* _Goal of the exercise_: Nothing in the records may be left out or altered; reproduce them all exactly.

* _Stored rows_:

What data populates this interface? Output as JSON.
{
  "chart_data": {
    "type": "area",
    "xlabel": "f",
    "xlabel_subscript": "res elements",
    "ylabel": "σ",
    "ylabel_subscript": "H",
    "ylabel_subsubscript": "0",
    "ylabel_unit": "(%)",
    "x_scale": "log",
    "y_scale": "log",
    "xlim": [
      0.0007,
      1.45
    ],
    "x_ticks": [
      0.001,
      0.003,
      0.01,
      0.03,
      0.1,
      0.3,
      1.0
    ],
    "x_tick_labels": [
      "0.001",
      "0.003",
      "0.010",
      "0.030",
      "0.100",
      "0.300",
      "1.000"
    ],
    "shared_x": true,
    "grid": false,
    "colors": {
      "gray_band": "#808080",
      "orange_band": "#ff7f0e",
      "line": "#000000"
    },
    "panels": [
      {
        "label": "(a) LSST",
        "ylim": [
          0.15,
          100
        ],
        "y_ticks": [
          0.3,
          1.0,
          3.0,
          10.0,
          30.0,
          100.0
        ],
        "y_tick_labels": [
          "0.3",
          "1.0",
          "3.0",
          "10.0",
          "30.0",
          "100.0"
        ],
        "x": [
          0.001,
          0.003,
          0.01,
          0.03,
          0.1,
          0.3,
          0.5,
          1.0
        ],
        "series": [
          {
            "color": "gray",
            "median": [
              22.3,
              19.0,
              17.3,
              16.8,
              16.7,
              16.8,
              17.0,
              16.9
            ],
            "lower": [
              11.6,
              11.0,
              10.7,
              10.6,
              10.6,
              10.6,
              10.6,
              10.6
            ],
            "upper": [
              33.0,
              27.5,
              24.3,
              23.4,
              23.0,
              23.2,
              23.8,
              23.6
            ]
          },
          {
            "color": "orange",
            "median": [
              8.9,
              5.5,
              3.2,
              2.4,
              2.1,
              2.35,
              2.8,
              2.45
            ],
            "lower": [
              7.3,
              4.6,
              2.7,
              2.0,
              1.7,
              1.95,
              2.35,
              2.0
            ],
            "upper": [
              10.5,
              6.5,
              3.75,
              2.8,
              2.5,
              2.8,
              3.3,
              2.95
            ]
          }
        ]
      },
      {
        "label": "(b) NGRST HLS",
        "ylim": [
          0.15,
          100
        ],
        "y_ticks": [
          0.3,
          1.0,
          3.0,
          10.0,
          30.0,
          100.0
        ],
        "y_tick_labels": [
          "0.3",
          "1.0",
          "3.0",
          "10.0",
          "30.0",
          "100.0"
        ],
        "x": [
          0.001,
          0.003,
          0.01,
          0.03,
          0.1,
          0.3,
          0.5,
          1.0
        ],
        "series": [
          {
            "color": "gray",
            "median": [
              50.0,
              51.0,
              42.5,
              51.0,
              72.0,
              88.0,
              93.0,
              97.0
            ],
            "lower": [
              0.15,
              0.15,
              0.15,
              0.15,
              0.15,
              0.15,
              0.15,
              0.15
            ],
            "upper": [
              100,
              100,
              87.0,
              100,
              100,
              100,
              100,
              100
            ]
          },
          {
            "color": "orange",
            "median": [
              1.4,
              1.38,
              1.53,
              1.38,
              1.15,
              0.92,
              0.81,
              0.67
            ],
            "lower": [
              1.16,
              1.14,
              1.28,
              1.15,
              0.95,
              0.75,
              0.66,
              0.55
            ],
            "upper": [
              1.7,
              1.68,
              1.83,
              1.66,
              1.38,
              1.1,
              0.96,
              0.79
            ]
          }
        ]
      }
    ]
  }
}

* _Solved problem_:
What data populates this interface? Output as JSON.
{
  "chart_data": {
    "type": "area",
    "xlabel": "f",
    "xlabel_subscript": "res elements",
    "ylabel": "σ",
    "ylabel_subscript": "H",
    "ylabel_subsubscript": "0",
    "ylabel_unit": "(%)",
    "x_scale": "log",
    "y_scale": "log",
    "xlim": [
      0.0007,
      1.45
    ],
    "x_ticks": [
      0.001,
      0.003,
      0.01,
      0.03,
      0.1,
      0.3,
      1.0
    ],
    "x_tick_labels": [
      "0.001",
      "0.003",
      "0.010",
      "0.030",
      "0.100",
      "0.300",
      "1.000"
    ],
    "shared_x": true,
    "grid": false,
    "colors": {
      "gray_band": "#808080",
      "orange_band": "#ff7f0e",
      "line": "#000000"
    },
    "panels": [
      {
        "label": "(a) LSST",
        "ylim": [
          0.15,
          100
        ],
        "y_ticks": [
          0.3,
          1.0,
          3.0,
          10.0,
          30.0,
          100.0
        ],
        "y_tick_labels": [
          "0.3",
          "1.0",
          "3.0",
          "10.0",
          "30.0",
          "100.0"
        ],
        "x": [
          0.001,
          0.003,
          0.01,
          0.03,
          0.1,
          0.3,
          0.5,
          1.0
        ],
        "series": [
          {
            "color": "gray",
            "median": [
              22.3,
              19.0,
              17.3,
              16.8,
              16.7,
              16.8,
              17.0,
              16.9
            ],
            "lower": [
              11.6,
              11.0,
              10.7,
              10.6,
              10.6,
              10.6,
              10.6,
              10.6
            ],
            "upper": [
              33.0,
              27.5,
              24.3,
              23.4,
              23.0,
              23.2,
              23.8,
              23.6
            ]
          },
          {
            "color": "orange",
            "median": [
              8.9,
              5.5,
              3.2,
              2.4,
              2.1,
              2.35,
              2.8,
              2.45
            ],
            "lower": [
              7.3,
              4.6,
              2.7,
              2.0,
              1.7,
              1.95,
              2.35,
              2.0
            ],
            "upper": [
              10.5,
              6.5,
              3.75,
              2.8,
              2.5,
              2.8,
              3.3,
              2.95
            ]
          }
        ]
      },
      {
        "label": "(b) NGRST HLS",
        "ylim": [
          0.15,
          100
        ],
        "y_ticks": [
          0.3,
          1.0,
          3.0,
          10.0,
          30.0,
          100.0
        ],
        "y_tick_labels": [
          "0.3",
          "1.0",
          "3.0",
          "10.0",
          "30.0",
          "100.0"
        ],
        "x": [
          0.001,
          0.003,
          0.01,
          0.03,
          0.1,
          0.3,
          0.5,
          1.0
        ],
        "series": [
          {
            "color": "gray",
            "median": [
              50.0,
              51.0,
              42.5,
              51.0,
              72.0,
              88.0,
              93.0,
              97.0
            ],
            "lower": [
              0.15,
              0.15,
              0.15,
              0.15,
              0.15,
              0.15,
              0.15,
              0.15
            ],
            "upper": [
              100,
              100,
              87.0,
              100,
              100,
              100,
              100,
              100
            ]
          },
          {
            "color": "orange",
            "median": [
              1.4,
              1.38,
              1.53,
              1.38,
              1.15,
              0.92,
              0.81,
              0.67
            ],
            "lower": [
              1.16,
              1.14,
              1.28,
              1.15,
              0.95,
              0.75,
              0.66,
              0.55
            ],
            "upper": [
              1.7,
              1.68,
              1.83,
              1.66,
              1.38,
              1.1,
              0.96,
              0.79
            ]
          }
        ]
      }
    ]
  }
}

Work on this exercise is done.